Data section:
** Begin **

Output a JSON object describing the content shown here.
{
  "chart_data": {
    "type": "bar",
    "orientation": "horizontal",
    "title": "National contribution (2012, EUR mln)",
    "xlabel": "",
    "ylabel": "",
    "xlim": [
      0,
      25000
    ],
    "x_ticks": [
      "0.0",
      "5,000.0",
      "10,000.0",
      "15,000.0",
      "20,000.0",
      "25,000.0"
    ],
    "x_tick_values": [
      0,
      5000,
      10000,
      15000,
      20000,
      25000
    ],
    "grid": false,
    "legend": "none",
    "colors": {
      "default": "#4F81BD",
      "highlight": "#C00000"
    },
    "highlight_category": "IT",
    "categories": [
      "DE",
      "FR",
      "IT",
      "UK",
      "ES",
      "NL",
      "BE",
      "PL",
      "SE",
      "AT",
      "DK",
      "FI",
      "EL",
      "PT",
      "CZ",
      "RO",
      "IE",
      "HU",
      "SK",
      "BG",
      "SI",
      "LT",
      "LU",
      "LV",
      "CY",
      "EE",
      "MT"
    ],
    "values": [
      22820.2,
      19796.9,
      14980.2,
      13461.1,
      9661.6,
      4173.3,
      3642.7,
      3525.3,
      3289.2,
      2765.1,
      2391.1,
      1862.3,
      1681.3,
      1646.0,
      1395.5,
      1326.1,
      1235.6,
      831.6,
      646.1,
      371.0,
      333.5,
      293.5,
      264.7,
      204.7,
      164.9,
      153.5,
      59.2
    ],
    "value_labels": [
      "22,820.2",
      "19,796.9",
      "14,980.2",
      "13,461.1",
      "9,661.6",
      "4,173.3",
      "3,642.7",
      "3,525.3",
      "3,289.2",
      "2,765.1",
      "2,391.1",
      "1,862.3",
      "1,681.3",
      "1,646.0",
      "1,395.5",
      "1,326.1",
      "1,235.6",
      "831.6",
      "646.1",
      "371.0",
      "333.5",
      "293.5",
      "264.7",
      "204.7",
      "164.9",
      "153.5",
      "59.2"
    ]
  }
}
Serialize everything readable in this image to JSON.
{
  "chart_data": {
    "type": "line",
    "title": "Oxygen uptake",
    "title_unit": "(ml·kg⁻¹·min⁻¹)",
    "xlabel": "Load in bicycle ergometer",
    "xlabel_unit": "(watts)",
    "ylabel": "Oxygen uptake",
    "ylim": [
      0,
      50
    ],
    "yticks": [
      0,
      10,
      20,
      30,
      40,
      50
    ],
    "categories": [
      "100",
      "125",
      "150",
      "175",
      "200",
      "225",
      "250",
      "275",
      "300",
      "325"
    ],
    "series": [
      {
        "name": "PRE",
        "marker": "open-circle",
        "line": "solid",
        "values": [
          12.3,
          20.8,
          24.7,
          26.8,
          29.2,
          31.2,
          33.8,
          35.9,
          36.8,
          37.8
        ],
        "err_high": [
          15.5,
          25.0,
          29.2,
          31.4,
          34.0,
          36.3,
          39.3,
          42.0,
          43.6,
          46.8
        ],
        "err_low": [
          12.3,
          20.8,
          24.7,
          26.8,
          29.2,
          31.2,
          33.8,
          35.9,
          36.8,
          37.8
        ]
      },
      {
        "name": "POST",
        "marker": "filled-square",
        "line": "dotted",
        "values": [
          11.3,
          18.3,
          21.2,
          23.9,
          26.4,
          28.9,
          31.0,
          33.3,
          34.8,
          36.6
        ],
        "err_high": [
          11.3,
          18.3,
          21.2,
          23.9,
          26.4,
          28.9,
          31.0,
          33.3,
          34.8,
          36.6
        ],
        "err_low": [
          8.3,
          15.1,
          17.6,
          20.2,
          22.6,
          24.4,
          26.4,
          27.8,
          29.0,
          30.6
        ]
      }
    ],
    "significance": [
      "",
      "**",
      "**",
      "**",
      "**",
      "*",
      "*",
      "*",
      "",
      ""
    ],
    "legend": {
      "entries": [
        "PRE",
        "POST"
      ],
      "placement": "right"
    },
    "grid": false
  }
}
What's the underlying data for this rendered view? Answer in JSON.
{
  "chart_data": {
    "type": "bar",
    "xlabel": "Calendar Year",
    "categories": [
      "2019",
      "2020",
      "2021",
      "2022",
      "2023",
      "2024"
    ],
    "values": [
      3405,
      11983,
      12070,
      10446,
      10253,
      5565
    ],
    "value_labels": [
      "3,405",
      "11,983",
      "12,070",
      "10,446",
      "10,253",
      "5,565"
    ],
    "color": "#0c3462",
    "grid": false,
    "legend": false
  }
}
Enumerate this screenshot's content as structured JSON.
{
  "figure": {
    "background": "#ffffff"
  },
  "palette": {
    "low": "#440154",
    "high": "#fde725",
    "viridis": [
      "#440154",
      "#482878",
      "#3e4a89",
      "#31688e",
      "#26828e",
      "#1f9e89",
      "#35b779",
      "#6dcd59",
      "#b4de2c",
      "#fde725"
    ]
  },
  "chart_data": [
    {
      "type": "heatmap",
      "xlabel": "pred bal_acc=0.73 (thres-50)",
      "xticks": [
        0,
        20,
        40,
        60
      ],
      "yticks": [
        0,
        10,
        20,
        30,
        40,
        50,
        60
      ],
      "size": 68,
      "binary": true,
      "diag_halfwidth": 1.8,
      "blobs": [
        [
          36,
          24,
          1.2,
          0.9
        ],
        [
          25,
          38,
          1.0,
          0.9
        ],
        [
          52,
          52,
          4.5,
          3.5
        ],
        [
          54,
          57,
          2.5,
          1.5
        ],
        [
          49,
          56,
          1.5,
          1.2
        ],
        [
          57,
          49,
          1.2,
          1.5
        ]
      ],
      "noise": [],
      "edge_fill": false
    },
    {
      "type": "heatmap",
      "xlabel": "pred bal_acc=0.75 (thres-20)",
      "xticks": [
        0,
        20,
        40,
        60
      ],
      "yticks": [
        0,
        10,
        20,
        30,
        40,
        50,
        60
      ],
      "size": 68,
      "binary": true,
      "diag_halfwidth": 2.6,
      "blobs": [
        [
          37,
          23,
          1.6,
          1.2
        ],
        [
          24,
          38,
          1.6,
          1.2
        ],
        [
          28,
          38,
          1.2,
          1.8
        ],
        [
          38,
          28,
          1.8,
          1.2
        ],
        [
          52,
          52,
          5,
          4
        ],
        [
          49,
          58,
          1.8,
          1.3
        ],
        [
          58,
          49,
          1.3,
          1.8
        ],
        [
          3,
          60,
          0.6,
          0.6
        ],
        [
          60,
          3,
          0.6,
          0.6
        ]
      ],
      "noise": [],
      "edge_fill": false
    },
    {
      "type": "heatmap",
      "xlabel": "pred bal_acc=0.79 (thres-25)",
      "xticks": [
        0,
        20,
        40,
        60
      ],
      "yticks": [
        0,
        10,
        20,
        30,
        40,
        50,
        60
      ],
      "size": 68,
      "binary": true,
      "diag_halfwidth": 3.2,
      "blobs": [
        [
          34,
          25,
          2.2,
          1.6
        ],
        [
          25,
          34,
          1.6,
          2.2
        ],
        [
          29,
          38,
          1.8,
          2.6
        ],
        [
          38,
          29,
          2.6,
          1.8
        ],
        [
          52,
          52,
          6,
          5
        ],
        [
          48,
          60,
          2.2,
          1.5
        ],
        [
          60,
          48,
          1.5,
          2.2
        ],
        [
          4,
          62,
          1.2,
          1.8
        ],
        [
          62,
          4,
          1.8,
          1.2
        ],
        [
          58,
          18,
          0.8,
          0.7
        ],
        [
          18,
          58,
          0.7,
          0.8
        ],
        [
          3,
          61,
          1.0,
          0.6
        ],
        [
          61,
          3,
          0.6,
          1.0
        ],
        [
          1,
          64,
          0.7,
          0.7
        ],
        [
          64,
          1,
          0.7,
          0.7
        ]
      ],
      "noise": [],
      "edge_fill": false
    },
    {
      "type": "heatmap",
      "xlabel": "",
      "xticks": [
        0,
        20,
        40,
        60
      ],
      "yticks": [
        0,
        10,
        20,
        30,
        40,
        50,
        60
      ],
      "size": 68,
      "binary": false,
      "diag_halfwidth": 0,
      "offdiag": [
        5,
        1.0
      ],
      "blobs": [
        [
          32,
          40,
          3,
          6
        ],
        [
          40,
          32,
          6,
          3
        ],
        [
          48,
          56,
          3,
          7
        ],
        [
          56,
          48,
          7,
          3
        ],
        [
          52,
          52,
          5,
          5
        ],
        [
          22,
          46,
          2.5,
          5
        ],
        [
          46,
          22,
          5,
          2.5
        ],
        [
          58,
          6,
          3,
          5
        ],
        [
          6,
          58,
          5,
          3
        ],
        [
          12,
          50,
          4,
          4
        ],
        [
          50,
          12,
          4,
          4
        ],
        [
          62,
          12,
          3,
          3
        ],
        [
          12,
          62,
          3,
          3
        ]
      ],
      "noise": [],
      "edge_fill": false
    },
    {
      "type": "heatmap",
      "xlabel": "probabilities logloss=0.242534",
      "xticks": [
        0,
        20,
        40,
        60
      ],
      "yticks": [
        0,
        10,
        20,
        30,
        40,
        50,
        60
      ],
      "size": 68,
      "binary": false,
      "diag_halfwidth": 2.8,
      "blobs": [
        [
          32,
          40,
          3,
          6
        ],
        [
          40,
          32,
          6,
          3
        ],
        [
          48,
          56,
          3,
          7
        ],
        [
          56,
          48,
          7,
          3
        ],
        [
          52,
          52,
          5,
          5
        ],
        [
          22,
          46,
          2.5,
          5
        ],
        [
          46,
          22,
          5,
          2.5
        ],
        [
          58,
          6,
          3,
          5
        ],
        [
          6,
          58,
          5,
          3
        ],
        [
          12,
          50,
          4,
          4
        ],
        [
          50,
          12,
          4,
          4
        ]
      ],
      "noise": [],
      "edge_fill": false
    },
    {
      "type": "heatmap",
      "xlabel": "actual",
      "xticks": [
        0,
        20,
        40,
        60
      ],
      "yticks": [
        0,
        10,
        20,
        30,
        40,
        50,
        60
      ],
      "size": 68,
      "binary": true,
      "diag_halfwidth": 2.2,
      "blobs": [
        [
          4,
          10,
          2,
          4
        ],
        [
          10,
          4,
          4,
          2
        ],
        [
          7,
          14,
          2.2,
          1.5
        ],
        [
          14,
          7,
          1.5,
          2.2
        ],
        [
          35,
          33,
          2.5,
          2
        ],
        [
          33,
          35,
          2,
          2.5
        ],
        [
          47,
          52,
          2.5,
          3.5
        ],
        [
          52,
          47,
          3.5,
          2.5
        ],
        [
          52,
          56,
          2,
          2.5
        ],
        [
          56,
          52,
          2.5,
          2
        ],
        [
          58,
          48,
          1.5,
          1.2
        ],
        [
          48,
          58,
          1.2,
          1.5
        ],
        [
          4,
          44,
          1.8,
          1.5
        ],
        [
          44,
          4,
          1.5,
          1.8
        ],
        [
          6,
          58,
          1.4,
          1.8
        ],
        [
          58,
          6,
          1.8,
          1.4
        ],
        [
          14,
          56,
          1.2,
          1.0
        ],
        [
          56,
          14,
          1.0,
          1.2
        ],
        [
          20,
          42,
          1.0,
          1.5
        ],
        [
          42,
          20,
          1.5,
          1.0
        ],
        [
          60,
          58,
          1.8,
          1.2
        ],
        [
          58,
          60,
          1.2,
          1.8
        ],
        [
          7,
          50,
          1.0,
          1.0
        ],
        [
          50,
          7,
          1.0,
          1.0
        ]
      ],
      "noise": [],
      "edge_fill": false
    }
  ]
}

** End **

What is being asked:
Search the lines above for the string "pred" and copy each line that has it.

Written reply:
      "xlabel": "pred bal_acc=0.73 (thres-50)",
      "xlabel": "pred bal_acc=0.75 (thres-20)",
      "xlabel": "pred bal_acc=0.79 (thres-25)",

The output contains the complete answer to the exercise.